## The input
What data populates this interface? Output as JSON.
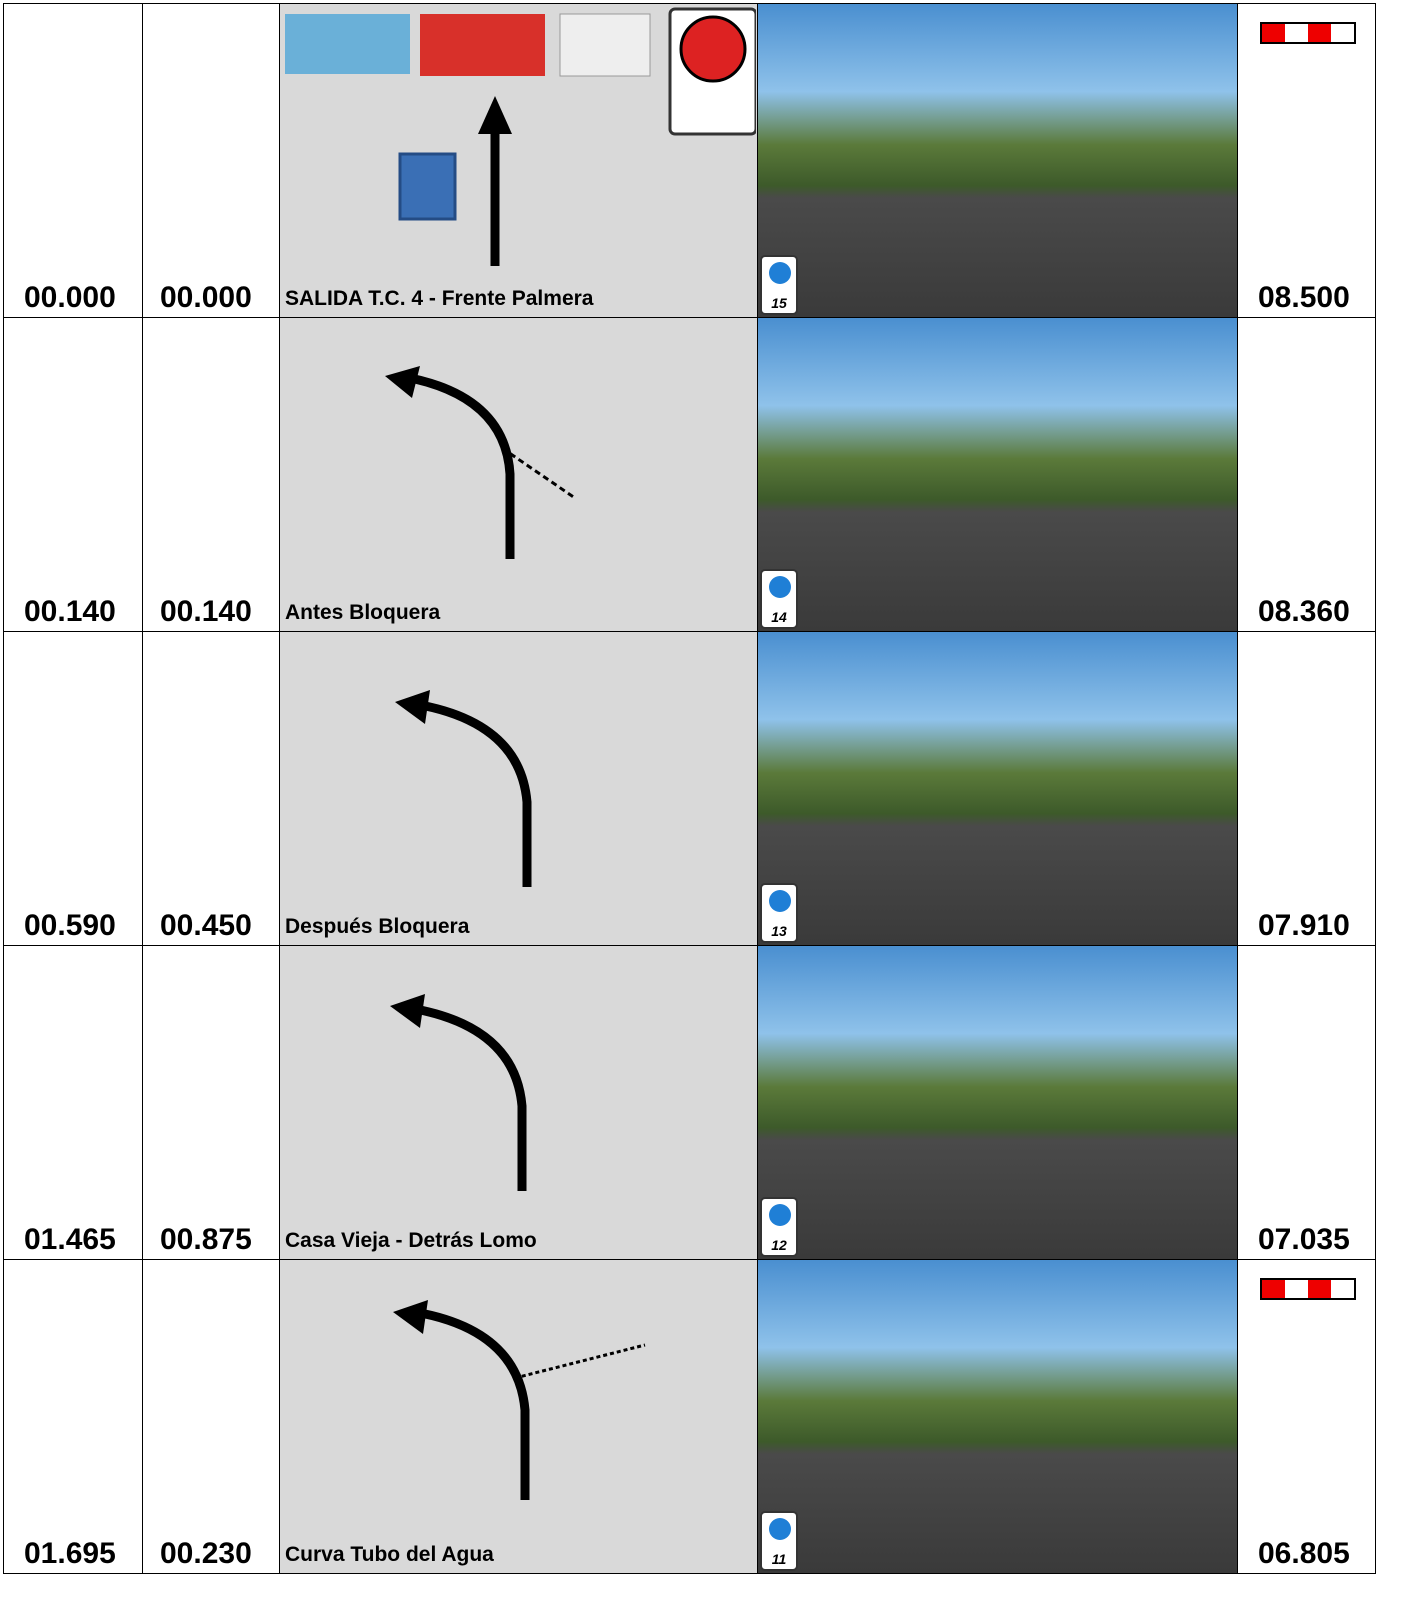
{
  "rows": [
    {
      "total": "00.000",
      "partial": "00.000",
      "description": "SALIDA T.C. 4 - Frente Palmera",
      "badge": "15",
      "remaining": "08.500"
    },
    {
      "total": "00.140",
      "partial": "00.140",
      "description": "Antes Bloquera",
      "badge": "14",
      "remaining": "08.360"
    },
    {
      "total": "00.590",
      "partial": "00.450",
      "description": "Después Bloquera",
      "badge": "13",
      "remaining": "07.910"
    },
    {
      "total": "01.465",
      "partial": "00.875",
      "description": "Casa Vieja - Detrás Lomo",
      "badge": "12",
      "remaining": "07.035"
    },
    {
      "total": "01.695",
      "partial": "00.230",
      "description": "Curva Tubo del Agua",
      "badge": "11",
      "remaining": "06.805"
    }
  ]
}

## Set exercise
Repeat the data exactly, without the pictures.

## The output
What data populates this interface? Output as JSON.
{
  "rows": [
    {
      "total": "00.000",
      "partial": "00.000",
      "description": "SALIDA T.C. 4 - Frente Palmera",
      "badge": "15",
      "remaining": "08.500"
    },
    {
      "total": "00.140",
      "partial": "00.140",
      "description": "Antes Bloquera",
      "badge": "14",
      "remaining": "08.360"
    },
    {
      "total": "00.590",
      "partial": "00.450",
      "description": "Después Bloquera",
      "badge": "13",
      "remaining": "07.910"
    },
    {
      "total": "01.465",
      "partial": "00.875",
      "description": "Casa Vieja - Detrás Lomo",
      "badge": "12",
      "remaining": "07.035"
    },
    {
      "total": "01.695",
      "partial": "00.230",
      "description": "Curva Tubo del Agua",
      "badge": "11",
      "remaining": "06.805"
    }
  ]
}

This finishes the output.